Data to process ->
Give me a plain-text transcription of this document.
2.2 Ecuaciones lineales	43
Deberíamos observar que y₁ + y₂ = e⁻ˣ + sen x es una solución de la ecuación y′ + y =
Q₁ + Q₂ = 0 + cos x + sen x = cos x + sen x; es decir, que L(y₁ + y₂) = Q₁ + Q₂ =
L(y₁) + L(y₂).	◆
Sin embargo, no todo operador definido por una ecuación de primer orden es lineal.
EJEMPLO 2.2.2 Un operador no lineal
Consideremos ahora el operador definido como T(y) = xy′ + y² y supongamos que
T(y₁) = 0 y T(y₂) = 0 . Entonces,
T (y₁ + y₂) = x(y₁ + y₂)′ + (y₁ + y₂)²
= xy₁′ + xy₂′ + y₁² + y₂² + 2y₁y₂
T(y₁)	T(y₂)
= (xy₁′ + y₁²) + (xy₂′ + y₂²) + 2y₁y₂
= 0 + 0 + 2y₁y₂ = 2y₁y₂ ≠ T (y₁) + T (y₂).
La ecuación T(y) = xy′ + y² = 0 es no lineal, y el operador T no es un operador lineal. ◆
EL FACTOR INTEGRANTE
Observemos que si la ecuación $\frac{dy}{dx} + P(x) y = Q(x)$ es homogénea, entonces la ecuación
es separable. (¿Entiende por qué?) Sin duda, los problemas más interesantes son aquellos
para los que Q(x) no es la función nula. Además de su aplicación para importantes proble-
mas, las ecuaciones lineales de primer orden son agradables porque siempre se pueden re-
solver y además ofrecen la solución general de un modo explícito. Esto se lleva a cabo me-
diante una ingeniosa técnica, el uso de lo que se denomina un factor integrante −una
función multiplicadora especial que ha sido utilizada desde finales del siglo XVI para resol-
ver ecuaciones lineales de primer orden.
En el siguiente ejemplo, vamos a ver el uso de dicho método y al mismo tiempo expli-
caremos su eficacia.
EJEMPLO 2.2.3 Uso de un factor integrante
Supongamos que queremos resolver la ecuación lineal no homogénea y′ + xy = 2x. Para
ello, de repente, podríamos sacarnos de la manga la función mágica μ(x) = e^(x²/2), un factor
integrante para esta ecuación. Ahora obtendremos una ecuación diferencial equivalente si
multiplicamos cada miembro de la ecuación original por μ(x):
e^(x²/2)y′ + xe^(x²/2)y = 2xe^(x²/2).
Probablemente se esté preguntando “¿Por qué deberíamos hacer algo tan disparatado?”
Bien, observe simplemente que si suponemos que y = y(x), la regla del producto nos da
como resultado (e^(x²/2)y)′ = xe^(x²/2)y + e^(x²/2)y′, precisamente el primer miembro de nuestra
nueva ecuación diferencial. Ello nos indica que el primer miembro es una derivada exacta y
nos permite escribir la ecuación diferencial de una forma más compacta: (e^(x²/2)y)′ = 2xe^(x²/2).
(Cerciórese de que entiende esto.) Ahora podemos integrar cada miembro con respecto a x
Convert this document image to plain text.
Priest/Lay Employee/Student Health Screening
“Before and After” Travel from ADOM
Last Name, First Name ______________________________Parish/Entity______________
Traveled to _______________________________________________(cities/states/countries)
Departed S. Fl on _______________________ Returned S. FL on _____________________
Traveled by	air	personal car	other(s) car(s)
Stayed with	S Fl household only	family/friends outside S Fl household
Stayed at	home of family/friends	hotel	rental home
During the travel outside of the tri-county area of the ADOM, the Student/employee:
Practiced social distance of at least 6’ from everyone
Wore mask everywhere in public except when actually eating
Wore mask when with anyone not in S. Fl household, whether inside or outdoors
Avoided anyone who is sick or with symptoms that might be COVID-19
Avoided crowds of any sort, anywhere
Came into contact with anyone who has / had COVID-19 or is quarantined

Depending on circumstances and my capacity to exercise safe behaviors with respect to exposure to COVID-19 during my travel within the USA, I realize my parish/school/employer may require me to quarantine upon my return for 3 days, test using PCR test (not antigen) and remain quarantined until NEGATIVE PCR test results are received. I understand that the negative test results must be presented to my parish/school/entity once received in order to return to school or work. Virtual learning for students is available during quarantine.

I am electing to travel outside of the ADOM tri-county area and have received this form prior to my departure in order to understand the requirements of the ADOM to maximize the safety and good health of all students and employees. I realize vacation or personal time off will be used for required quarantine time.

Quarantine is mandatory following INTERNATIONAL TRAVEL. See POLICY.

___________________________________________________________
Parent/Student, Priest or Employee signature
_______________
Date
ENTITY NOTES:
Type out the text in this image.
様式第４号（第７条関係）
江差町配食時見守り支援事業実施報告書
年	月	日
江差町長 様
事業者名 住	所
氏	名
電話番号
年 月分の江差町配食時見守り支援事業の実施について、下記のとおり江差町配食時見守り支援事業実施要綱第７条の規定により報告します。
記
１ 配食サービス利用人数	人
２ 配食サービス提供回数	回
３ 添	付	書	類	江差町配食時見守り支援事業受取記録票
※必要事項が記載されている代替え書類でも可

Task statement -> Take the listing above and write it out again exactly.

The reply ->
Give me a plain-text transcription of this document.
2.2 Ecuaciones lineales	43
Deberíamos observar que y₁ + y₂ = e⁻ˣ + sen x es una solución de la ecuación y′ + y =
Q₁ + Q₂ = 0 + cos x + sen x = cos x + sen x; es decir, que L(y₁ + y₂) = Q₁ + Q₂ =
L(y₁) + L(y₂).	◆
Sin embargo, no todo operador definido por una ecuación de primer orden es lineal.
EJEMPLO 2.2.2 Un operador no lineal
Consideremos ahora el operador definido como T(y) = xy′ + y² y supongamos que
T(y₁) = 0 y T(y₂) = 0 . Entonces,
T (y₁ + y₂) = x(y₁ + y₂)′ + (y₁ + y₂)²
= xy₁′ + xy₂′ + y₁² + y₂² + 2y₁y₂
T(y₁)	T(y₂)
= (xy₁′ + y₁²) + (xy₂′ + y₂²) + 2y₁y₂
= 0 + 0 + 2y₁y₂ = 2y₁y₂ ≠ T (y₁) + T (y₂).
La ecuación T(y) = xy′ + y² = 0 es no lineal, y el operador T no es un operador lineal. ◆
EL FACTOR INTEGRANTE
Observemos que si la ecuación $\frac{dy}{dx} + P(x) y = Q(x)$ es homogénea, entonces la ecuación
es separable. (¿Entiende por qué?) Sin duda, los problemas más interesantes son aquellos
para los que Q(x) no es la función nula. Además de su aplicación para importantes proble-
mas, las ecuaciones lineales de primer orden son agradables porque siempre se pueden re-
solver y además ofrecen la solución general de un modo explícito. Esto se lleva a cabo me-
diante una ingeniosa técnica, el uso de lo que se denomina un factor integrante −una
función multiplicadora especial que ha sido utilizada desde finales del siglo XVI para resol-
ver ecuaciones lineales de primer orden.
En el siguiente ejemplo, vamos a ver el uso de dicho método y al mismo tiempo expli-
caremos su eficacia.
EJEMPLO 2.2.3 Uso de un factor integrante
Supongamos que queremos resolver la ecuación lineal no homogénea y′ + xy = 2x. Para
ello, de repente, podríamos sacarnos de la manga la función mágica μ(x) = e^(x²/2), un factor
integrante para esta ecuación. Ahora obtendremos una ecuación diferencial equivalente si
multiplicamos cada miembro de la ecuación original por μ(x):
e^(x²/2)y′ + xe^(x²/2)y = 2xe^(x²/2).
Probablemente se esté preguntando “¿Por qué deberíamos hacer algo tan disparatado?”
Bien, observe simplemente que si suponemos que y = y(x), la regla del producto nos da
como resultado (e^(x²/2)y)′ = xe^(x²/2)y + e^(x²/2)y′, precisamente el primer miembro de nuestra
nueva ecuación diferencial. Ello nos indica que el primer miembro es una derivada exacta y
nos permite escribir la ecuación diferencial de una forma más compacta: (e^(x²/2)y)′ = 2xe^(x²/2).
(Cerciórese de que entiende esto.) Ahora podemos integrar cada miembro con respecto a x
Convert this document image to plain text.
Priest/Lay Employee/Student Health Screening
“Before and After” Travel from ADOM
Last Name, First Name ______________________________Parish/Entity______________
Traveled to _______________________________________________(cities/states/countries)
Departed S. Fl on _______________________ Returned S. FL on _____________________
Traveled by	air	personal car	other(s) car(s)
Stayed with	S Fl household only	family/friends outside S Fl household
Stayed at	home of family/friends	hotel	rental home
During the travel outside of the tri-county area of the ADOM, the Student/employee:
Practiced social distance of at least 6’ from everyone
Wore mask everywhere in public except when actually eating
Wore mask when with anyone not in S. Fl household, whether inside or outdoors
Avoided anyone who is sick or with symptoms that might be COVID-19
Avoided crowds of any sort, anywhere
Came into contact with anyone who has / had COVID-19 or is quarantined

Depending on circumstances and my capacity to exercise safe behaviors with respect to exposure to COVID-19 during my travel within the USA, I realize my parish/school/employer may require me to quarantine upon my return for 3 days, test using PCR test (not antigen) and remain quarantined until NEGATIVE PCR test results are received. I understand that the negative test results must be presented to my parish/school/entity once received in order to return to school or work. Virtual learning for students is available during quarantine.

I am electing to travel outside of the ADOM tri-county area and have received this form prior to my departure in order to understand the requirements of the ADOM to maximize the safety and good health of all students and employees. I realize vacation or personal time off will be used for required quarantine time.

Quarantine is mandatory following INTERNATIONAL TRAVEL. See POLICY.

___________________________________________________________
Parent/Student, Priest or Employee signature
_______________
Date
ENTITY NOTES:
Type out the text in this image.
様式第４号（第７条関係）
江差町配食時見守り支援事業実施報告書
年	月	日
江差町長 様
事業者名 住	所
氏	名
電話番号
年 月分の江差町配食時見守り支援事業の実施について、下記のとおり江差町配食時見守り支援事業実施要綱第７条の規定により報告します。
記
１ 配食サービス利用人数	人
２ 配食サービス提供回数	回
３ 添	付	書	類	江差町配食時見守り支援事業受取記録票
※必要事項が記載されている代替え書類でも可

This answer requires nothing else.